— BEGIN —

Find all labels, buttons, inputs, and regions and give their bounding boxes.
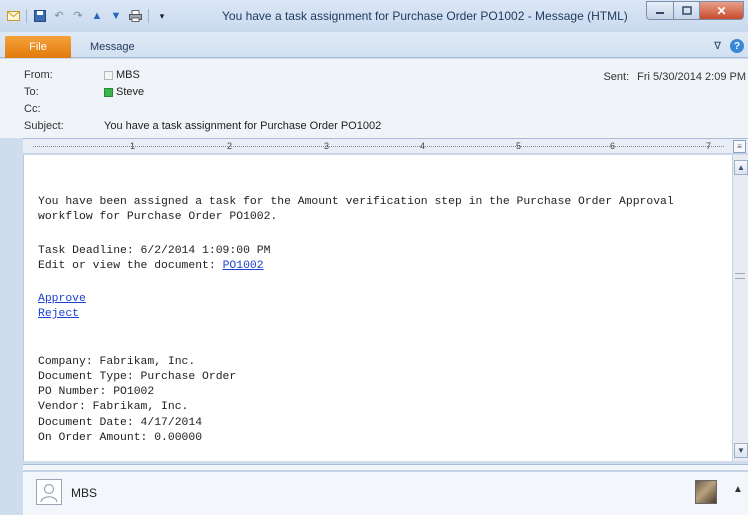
quick-access-toolbar: ↶ ↷ ▲ ▼ ▾ bbox=[6, 9, 169, 23]
cc-label: Cc: bbox=[24, 103, 41, 115]
sent-value: Fri 5/30/2014 2:09 PM bbox=[637, 71, 746, 83]
minimize-icon bbox=[656, 11, 664, 14]
message-body[interactable]: You have been assigned a task for the Am… bbox=[23, 155, 732, 461]
edit-view-prefix: Edit or view the document: bbox=[38, 260, 223, 272]
sent-info: Sent: Fri 5/30/2014 2:09 PM bbox=[603, 71, 746, 83]
sent-label: Sent: bbox=[603, 71, 630, 83]
save-icon[interactable] bbox=[33, 10, 47, 23]
ruler: 1 2 3 4 5 6 7 ≡ bbox=[23, 138, 748, 154]
scroll-up-icon[interactable]: ▲ bbox=[734, 160, 748, 175]
ruler-number: 1 bbox=[130, 141, 136, 151]
subject-label: Subject: bbox=[24, 120, 64, 132]
tab-file[interactable]: File bbox=[5, 36, 71, 58]
window-title: You have a task assignment for Purchase … bbox=[222, 9, 628, 23]
redo-icon[interactable]: ↷ bbox=[71, 10, 85, 23]
recipient-name[interactable]: Steve bbox=[116, 86, 144, 98]
minimize-button[interactable] bbox=[646, 1, 674, 20]
task-deadline: Task Deadline: 6/2/2014 1:09:00 PM bbox=[38, 245, 271, 257]
po-number-line: PO Number: PO1002 bbox=[38, 386, 155, 398]
maximize-button[interactable] bbox=[674, 1, 700, 20]
presence-online-icon bbox=[104, 87, 113, 97]
approve-link[interactable]: Approve bbox=[38, 292, 86, 306]
left-margin bbox=[0, 138, 23, 465]
intro-line-1: You have been assigned a task for the Am… bbox=[38, 196, 674, 208]
people-pane-divider[interactable] bbox=[23, 470, 748, 472]
intro-line-2: workflow for Purchase Order PO1002. bbox=[38, 211, 278, 223]
ruler-number: 4 bbox=[420, 141, 426, 151]
ruler-ticks bbox=[33, 146, 724, 147]
scroll-down-icon[interactable]: ▼ bbox=[734, 443, 748, 458]
message-header: From: MBS To: Steve Cc: Subject: You hav… bbox=[0, 59, 748, 138]
people-pane-name[interactable]: MBS bbox=[71, 486, 97, 500]
print-icon[interactable] bbox=[128, 10, 142, 23]
window-controls: ✕ bbox=[646, 1, 744, 20]
document-type-line: Document Type: Purchase Order bbox=[38, 371, 237, 383]
ruler-number: 3 bbox=[324, 141, 330, 151]
edit-view-line: Edit or view the document: PO1002 bbox=[38, 259, 264, 273]
sender-name[interactable]: MBS bbox=[116, 69, 140, 81]
document-date-line: Document Date: 4/17/2014 bbox=[38, 417, 203, 429]
company-line: Company: Fabrikam, Inc. bbox=[38, 356, 196, 368]
title-bar: ↶ ↷ ▲ ▼ ▾ You have a task assignment for… bbox=[0, 0, 748, 32]
maximize-icon bbox=[681, 6, 692, 15]
customize-toolbar-icon[interactable]: ▾ bbox=[155, 10, 169, 23]
to-value[interactable]: Steve bbox=[104, 86, 144, 98]
help-icon[interactable]: ? bbox=[730, 39, 744, 53]
from-value[interactable]: MBS bbox=[104, 69, 140, 81]
undo-icon[interactable]: ↶ bbox=[52, 10, 66, 23]
close-button[interactable]: ✕ bbox=[700, 1, 744, 20]
ribbon-controls: ∇ ? bbox=[714, 39, 744, 53]
toolbar-separator bbox=[148, 9, 149, 23]
contact-photo[interactable] bbox=[695, 480, 717, 504]
people-pane: MBS ▲ bbox=[23, 464, 748, 515]
vertical-scrollbar[interactable]: ▲ ▼ bbox=[732, 155, 748, 461]
to-label: To: bbox=[24, 86, 39, 98]
tab-message[interactable]: Message bbox=[90, 41, 135, 53]
ruler-number: 6 bbox=[610, 141, 616, 151]
from-label: From: bbox=[24, 69, 53, 81]
toolbar-separator bbox=[26, 9, 27, 23]
close-icon: ✕ bbox=[716, 3, 727, 18]
reject-link[interactable]: Reject bbox=[38, 307, 79, 321]
presence-unknown-icon bbox=[104, 70, 113, 80]
vendor-line: Vendor: Fabrikam, Inc. bbox=[38, 401, 189, 413]
expand-people-pane-icon[interactable]: ▲ bbox=[733, 484, 743, 495]
subject-value: You have a task assignment for Purchase … bbox=[104, 120, 382, 132]
ruler-number: 7 bbox=[706, 141, 712, 151]
next-item-icon[interactable]: ▼ bbox=[109, 10, 123, 23]
document-link[interactable]: PO1002 bbox=[223, 260, 264, 272]
envelope-icon[interactable] bbox=[6, 10, 20, 23]
ruler-number: 5 bbox=[516, 141, 522, 151]
scrollbar-grip[interactable] bbox=[735, 273, 745, 279]
contact-avatar-icon[interactable] bbox=[36, 479, 62, 505]
ruler-number: 2 bbox=[227, 141, 233, 151]
view-ruler-toggle-icon[interactable]: ≡ bbox=[733, 140, 746, 153]
previous-item-icon[interactable]: ▲ bbox=[90, 10, 104, 23]
ribbon-tab-bar: File Message ∇ ? bbox=[0, 32, 748, 58]
order-amount-line: On Order Amount: 0.00000 bbox=[38, 432, 203, 444]
expand-ribbon-icon[interactable]: ∇ bbox=[714, 41, 721, 52]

— END —

Rewrite the material with every "ruler-number" replaced by "ruler-mark" and everything else unchanged. Leave the picture out of your answer.

Problem solution:
Find all labels, buttons, inputs, and regions and give their bounding boxes.
quick-access-toolbar: ↶ ↷ ▲ ▼ ▾ bbox=[6, 9, 169, 23]
cc-label: Cc: bbox=[24, 103, 41, 115]
sent-value: Fri 5/30/2014 2:09 PM bbox=[637, 71, 746, 83]
minimize-icon bbox=[656, 11, 664, 14]
message-body[interactable]: You have been assigned a task for the Am… bbox=[23, 155, 732, 461]
edit-view-prefix: Edit or view the document: bbox=[38, 260, 223, 272]
sent-info: Sent: Fri 5/30/2014 2:09 PM bbox=[603, 71, 746, 83]
sent-label: Sent: bbox=[603, 71, 630, 83]
save-icon[interactable] bbox=[33, 10, 47, 23]
ruler: 1 2 3 4 5 6 7 ≡ bbox=[23, 138, 748, 154]
scroll-up-icon[interactable]: ▲ bbox=[734, 160, 748, 175]
ruler-mark: 1 bbox=[130, 141, 136, 151]
subject-label: Subject: bbox=[24, 120, 64, 132]
tab-file[interactable]: File bbox=[5, 36, 71, 58]
window-title: You have a task assignment for Purchase … bbox=[222, 9, 628, 23]
redo-icon[interactable]: ↷ bbox=[71, 10, 85, 23]
recipient-name[interactable]: Steve bbox=[116, 86, 144, 98]
minimize-button[interactable] bbox=[646, 1, 674, 20]
task-deadline: Task Deadline: 6/2/2014 1:09:00 PM bbox=[38, 245, 271, 257]
po-number-line: PO Number: PO1002 bbox=[38, 386, 155, 398]
maximize-button[interactable] bbox=[674, 1, 700, 20]
presence-online-icon bbox=[104, 87, 113, 97]
approve-link[interactable]: Approve bbox=[38, 292, 86, 306]
left-margin bbox=[0, 138, 23, 465]
intro-line-1: You have been assigned a task for the Am… bbox=[38, 196, 674, 208]
people-pane-divider[interactable] bbox=[23, 470, 748, 472]
intro-line-2: workflow for Purchase Order PO1002. bbox=[38, 211, 278, 223]
ruler-mark: 4 bbox=[420, 141, 426, 151]
ruler-ticks bbox=[33, 146, 724, 147]
scroll-down-icon[interactable]: ▼ bbox=[734, 443, 748, 458]
message-header: From: MBS To: Steve Cc: Subject: You hav… bbox=[0, 59, 748, 138]
people-pane-name[interactable]: MBS bbox=[71, 486, 97, 500]
print-icon[interactable] bbox=[128, 10, 142, 23]
window-controls: ✕ bbox=[646, 1, 744, 20]
document-type-line: Document Type: Purchase Order bbox=[38, 371, 237, 383]
ruler-mark: 3 bbox=[324, 141, 330, 151]
edit-view-line: Edit or view the document: PO1002 bbox=[38, 259, 264, 273]
sender-name[interactable]: MBS bbox=[116, 69, 140, 81]
document-date-line: Document Date: 4/17/2014 bbox=[38, 417, 203, 429]
company-line: Company: Fabrikam, Inc. bbox=[38, 356, 196, 368]
title-bar: ↶ ↷ ▲ ▼ ▾ You have a task assignment for… bbox=[0, 0, 748, 32]
maximize-icon bbox=[681, 6, 692, 15]
customize-toolbar-icon[interactable]: ▾ bbox=[155, 10, 169, 23]
to-value[interactable]: Steve bbox=[104, 86, 144, 98]
help-icon[interactable]: ? bbox=[730, 39, 744, 53]
from-value[interactable]: MBS bbox=[104, 69, 140, 81]
undo-icon[interactable]: ↶ bbox=[52, 10, 66, 23]
close-button[interactable]: ✕ bbox=[700, 1, 744, 20]
ribbon-controls: ∇ ? bbox=[714, 39, 744, 53]
toolbar-separator bbox=[148, 9, 149, 23]
contact-photo[interactable] bbox=[695, 480, 717, 504]
people-pane: MBS ▲ bbox=[23, 464, 748, 515]
vertical-scrollbar[interactable]: ▲ ▼ bbox=[732, 155, 748, 461]
to-label: To: bbox=[24, 86, 39, 98]
tab-message[interactable]: Message bbox=[90, 41, 135, 53]
ruler-mark: 6 bbox=[610, 141, 616, 151]
from-label: From: bbox=[24, 69, 53, 81]
toolbar-separator bbox=[26, 9, 27, 23]
close-icon: ✕ bbox=[716, 3, 727, 18]
reject-link[interactable]: Reject bbox=[38, 307, 79, 321]
presence-unknown-icon bbox=[104, 70, 113, 80]
vendor-line: Vendor: Fabrikam, Inc. bbox=[38, 401, 189, 413]
expand-people-pane-icon[interactable]: ▲ bbox=[733, 484, 743, 495]
subject-value: You have a task assignment for Purchase … bbox=[104, 120, 382, 132]
ruler-mark: 7 bbox=[706, 141, 712, 151]
next-item-icon[interactable]: ▼ bbox=[109, 10, 123, 23]
document-link[interactable]: PO1002 bbox=[223, 260, 264, 272]
envelope-icon[interactable] bbox=[6, 10, 20, 23]
ruler-mark: 5 bbox=[516, 141, 522, 151]
scrollbar-grip[interactable] bbox=[735, 273, 745, 279]
contact-avatar-icon[interactable] bbox=[36, 479, 62, 505]
ruler-mark: 2 bbox=[227, 141, 233, 151]
view-ruler-toggle-icon[interactable]: ≡ bbox=[733, 140, 746, 153]
previous-item-icon[interactable]: ▲ bbox=[90, 10, 104, 23]
ribbon-tab-bar: File Message ∇ ? bbox=[0, 32, 748, 58]
order-amount-line: On Order Amount: 0.00000 bbox=[38, 432, 203, 444]
expand-ribbon-icon[interactable]: ∇ bbox=[714, 41, 721, 52]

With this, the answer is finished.